Collected data entries

------------------------

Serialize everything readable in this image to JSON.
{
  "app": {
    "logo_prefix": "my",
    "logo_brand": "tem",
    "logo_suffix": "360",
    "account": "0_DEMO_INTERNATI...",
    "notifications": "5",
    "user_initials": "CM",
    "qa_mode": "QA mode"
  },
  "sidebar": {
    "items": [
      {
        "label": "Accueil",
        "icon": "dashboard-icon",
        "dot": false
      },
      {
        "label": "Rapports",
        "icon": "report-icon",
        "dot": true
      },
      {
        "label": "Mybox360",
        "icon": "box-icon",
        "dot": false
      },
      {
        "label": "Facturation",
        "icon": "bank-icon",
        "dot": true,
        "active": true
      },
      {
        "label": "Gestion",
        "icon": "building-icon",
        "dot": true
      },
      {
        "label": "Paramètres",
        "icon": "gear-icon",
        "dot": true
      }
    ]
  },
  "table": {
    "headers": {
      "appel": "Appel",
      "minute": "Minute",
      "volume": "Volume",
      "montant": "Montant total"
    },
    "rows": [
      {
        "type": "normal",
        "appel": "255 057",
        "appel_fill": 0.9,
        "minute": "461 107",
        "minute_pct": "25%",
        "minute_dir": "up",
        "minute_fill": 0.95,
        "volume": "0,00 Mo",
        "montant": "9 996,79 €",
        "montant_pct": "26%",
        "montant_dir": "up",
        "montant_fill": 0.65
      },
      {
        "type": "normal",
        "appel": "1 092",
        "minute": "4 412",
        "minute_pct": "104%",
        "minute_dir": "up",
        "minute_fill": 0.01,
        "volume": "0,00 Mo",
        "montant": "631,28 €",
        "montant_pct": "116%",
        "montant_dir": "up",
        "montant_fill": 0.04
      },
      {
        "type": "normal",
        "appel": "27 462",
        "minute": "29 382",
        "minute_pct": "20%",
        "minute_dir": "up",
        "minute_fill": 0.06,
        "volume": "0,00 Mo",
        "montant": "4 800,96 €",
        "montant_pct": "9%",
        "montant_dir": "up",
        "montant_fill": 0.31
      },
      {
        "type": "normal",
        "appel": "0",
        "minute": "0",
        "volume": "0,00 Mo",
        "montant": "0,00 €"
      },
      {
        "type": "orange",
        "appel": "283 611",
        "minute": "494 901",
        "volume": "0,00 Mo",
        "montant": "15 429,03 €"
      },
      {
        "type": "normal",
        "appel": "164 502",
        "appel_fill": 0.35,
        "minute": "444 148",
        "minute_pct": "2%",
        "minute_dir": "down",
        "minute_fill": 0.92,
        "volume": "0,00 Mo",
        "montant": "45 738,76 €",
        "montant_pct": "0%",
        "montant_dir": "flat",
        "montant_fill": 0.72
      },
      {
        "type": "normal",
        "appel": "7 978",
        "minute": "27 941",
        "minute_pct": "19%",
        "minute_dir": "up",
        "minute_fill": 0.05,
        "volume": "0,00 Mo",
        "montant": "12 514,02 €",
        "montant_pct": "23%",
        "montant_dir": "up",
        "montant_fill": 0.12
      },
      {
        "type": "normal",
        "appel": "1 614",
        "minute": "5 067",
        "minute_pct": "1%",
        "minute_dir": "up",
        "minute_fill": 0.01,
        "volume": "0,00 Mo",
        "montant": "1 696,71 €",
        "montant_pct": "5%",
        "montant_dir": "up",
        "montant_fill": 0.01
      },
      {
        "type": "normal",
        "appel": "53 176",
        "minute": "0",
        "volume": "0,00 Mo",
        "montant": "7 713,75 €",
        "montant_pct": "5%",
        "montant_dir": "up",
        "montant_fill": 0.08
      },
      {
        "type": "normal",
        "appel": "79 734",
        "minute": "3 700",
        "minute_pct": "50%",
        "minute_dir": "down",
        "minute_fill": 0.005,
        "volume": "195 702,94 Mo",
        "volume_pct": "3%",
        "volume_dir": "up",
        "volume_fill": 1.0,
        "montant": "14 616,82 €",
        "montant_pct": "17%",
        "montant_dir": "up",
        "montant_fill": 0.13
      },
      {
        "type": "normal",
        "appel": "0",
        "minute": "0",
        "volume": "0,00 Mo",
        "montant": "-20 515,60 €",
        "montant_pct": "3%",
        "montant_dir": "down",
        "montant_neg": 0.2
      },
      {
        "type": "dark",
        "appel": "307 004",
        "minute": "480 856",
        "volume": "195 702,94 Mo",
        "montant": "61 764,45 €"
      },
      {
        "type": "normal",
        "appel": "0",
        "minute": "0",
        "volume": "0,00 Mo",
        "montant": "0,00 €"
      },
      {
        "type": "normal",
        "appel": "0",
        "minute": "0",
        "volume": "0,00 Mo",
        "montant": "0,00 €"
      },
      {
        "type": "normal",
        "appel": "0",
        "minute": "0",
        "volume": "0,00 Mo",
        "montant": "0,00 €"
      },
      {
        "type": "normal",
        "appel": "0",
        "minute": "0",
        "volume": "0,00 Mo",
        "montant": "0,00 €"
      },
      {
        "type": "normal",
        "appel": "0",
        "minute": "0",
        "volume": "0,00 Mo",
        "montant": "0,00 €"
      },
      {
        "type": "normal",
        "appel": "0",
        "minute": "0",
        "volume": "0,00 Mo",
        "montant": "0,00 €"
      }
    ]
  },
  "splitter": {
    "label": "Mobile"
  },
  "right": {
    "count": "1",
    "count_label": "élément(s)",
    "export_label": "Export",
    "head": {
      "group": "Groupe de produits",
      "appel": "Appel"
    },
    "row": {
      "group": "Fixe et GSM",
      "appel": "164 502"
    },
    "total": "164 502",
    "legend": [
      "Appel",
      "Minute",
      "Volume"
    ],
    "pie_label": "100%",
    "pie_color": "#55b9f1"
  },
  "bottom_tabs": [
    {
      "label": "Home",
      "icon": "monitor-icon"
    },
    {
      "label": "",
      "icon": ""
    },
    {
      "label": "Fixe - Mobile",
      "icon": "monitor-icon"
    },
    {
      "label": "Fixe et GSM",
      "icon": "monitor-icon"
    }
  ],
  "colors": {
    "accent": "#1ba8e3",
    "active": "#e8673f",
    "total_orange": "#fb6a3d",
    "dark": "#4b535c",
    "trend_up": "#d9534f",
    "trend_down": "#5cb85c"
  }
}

------------------------

_PROBLEM DESCRIPTION:_
Type out the full listing again, exactly as given.

_RESULT OF THE EXERCISE:_
Serialize everything readable in this image to JSON.
{
  "app": {
    "logo_prefix": "my",
    "logo_brand": "tem",
    "logo_suffix": "360",
    "account": "0_DEMO_INTERNATI...",
    "notifications": "5",
    "user_initials": "CM",
    "qa_mode": "QA mode"
  },
  "sidebar": {
    "items": [
      {
        "label": "Accueil",
        "icon": "dashboard-icon",
        "dot": false
      },
      {
        "label": "Rapports",
        "icon": "report-icon",
        "dot": true
      },
      {
        "label": "Mybox360",
        "icon": "box-icon",
        "dot": false
      },
      {
        "label": "Facturation",
        "icon": "bank-icon",
        "dot": true,
        "active": true
      },
      {
        "label": "Gestion",
        "icon": "building-icon",
        "dot": true
      },
      {
        "label": "Paramètres",
        "icon": "gear-icon",
        "dot": true
      }
    ]
  },
  "table": {
    "headers": {
      "appel": "Appel",
      "minute": "Minute",
      "volume": "Volume",
      "montant": "Montant total"
    },
    "rows": [
      {
        "type": "normal",
        "appel": "255 057",
        "appel_fill": 0.9,
        "minute": "461 107",
        "minute_pct": "25%",
        "minute_dir": "up",
        "minute_fill": 0.95,
        "volume": "0,00 Mo",
        "montant": "9 996,79 €",
        "montant_pct": "26%",
        "montant_dir": "up",
        "montant_fill": 0.65
      },
      {
        "type": "normal",
        "appel": "1 092",
        "minute": "4 412",
        "minute_pct": "104%",
        "minute_dir": "up",
        "minute_fill": 0.01,
        "volume": "0,00 Mo",
        "montant": "631,28 €",
        "montant_pct": "116%",
        "montant_dir": "up",
        "montant_fill": 0.04
      },
      {
        "type": "normal",
        "appel": "27 462",
        "minute": "29 382",
        "minute_pct": "20%",
        "minute_dir": "up",
        "minute_fill": 0.06,
        "volume": "0,00 Mo",
        "montant": "4 800,96 €",
        "montant_pct": "9%",
        "montant_dir": "up",
        "montant_fill": 0.31
      },
      {
        "type": "normal",
        "appel": "0",
        "minute": "0",
        "volume": "0,00 Mo",
        "montant": "0,00 €"
      },
      {
        "type": "orange",
        "appel": "283 611",
        "minute": "494 901",
        "volume": "0,00 Mo",
        "montant": "15 429,03 €"
      },
      {
        "type": "normal",
        "appel": "164 502",
        "appel_fill": 0.35,
        "minute": "444 148",
        "minute_pct": "2%",
        "minute_dir": "down",
        "minute_fill": 0.92,
        "volume": "0,00 Mo",
        "montant": "45 738,76 €",
        "montant_pct": "0%",
        "montant_dir": "flat",
        "montant_fill": 0.72
      },
      {
        "type": "normal",
        "appel": "7 978",
        "minute": "27 941",
        "minute_pct": "19%",
        "minute_dir": "up",
        "minute_fill": 0.05,
        "volume": "0,00 Mo",
        "montant": "12 514,02 €",
        "montant_pct": "23%",
        "montant_dir": "up",
        "montant_fill": 0.12
      },
      {
        "type": "normal",
        "appel": "1 614",
        "minute": "5 067",
        "minute_pct": "1%",
        "minute_dir": "up",
        "minute_fill": 0.01,
        "volume": "0,00 Mo",
        "montant": "1 696,71 €",
        "montant_pct": "5%",
        "montant_dir": "up",
        "montant_fill": 0.01
      },
      {
        "type": "normal",
        "appel": "53 176",
        "minute": "0",
        "volume": "0,00 Mo",
        "montant": "7 713,75 €",
        "montant_pct": "5%",
        "montant_dir": "up",
        "montant_fill": 0.08
      },
      {
        "type": "normal",
        "appel": "79 734",
        "minute": "3 700",
        "minute_pct": "50%",
        "minute_dir": "down",
        "minute_fill": 0.005,
        "volume": "195 702,94 Mo",
        "volume_pct": "3%",
        "volume_dir": "up",
        "volume_fill": 1.0,
        "montant": "14 616,82 €",
        "montant_pct": "17%",
        "montant_dir": "up",
        "montant_fill": 0.13
      },
      {
        "type": "normal",
        "appel": "0",
        "minute": "0",
        "volume": "0,00 Mo",
        "montant": "-20 515,60 €",
        "montant_pct": "3%",
        "montant_dir": "down",
        "montant_neg": 0.2
      },
      {
        "type": "dark",
        "appel": "307 004",
        "minute": "480 856",
        "volume": "195 702,94 Mo",
        "montant": "61 764,45 €"
      },
      {
        "type": "normal",
        "appel": "0",
        "minute": "0",
        "volume": "0,00 Mo",
        "montant": "0,00 €"
      },
      {
        "type": "normal",
        "appel": "0",
        "minute": "0",
        "volume": "0,00 Mo",
        "montant": "0,00 €"
      },
      {
        "type": "normal",
        "appel": "0",
        "minute": "0",
        "volume": "0,00 Mo",
        "montant": "0,00 €"
      },
      {
        "type": "normal",
        "appel": "0",
        "minute": "0",
        "volume": "0,00 Mo",
        "montant": "0,00 €"
      },
      {
        "type": "normal",
        "appel": "0",
        "minute": "0",
        "volume": "0,00 Mo",
        "montant": "0,00 €"
      },
      {
        "type": "normal",
        "appel": "0",
        "minute": "0",
        "volume": "0,00 Mo",
        "montant": "0,00 €"
      }
    ]
  },
  "splitter": {
    "label": "Mobile"
  },
  "right": {
    "count": "1",
    "count_label": "élément(s)",
    "export_label": "Export",
    "head": {
      "group": "Groupe de produits",
      "appel": "Appel"
    },
    "row": {
      "group": "Fixe et GSM",
      "appel": "164 502"
    },
    "total": "164 502",
    "legend": [
      "Appel",
      "Minute",
      "Volume"
    ],
    "pie_label": "100%",
    "pie_color": "#55b9f1"
  },
  "bottom_tabs": [
    {
      "label": "Home",
      "icon": "monitor-icon"
    },
    {
      "label": "",
      "icon": ""
    },
    {
      "label": "Fixe - Mobile",
      "icon": "monitor-icon"
    },
    {
      "label": "Fixe et GSM",
      "icon": "monitor-icon"
    }
  ],
  "colors": {
    "accent": "#1ba8e3",
    "active": "#e8673f",
    "total_orange": "#fb6a3d",
    "dark": "#4b535c",
    "trend_up": "#d9534f",
    "trend_down": "#5cb85c"
  }
}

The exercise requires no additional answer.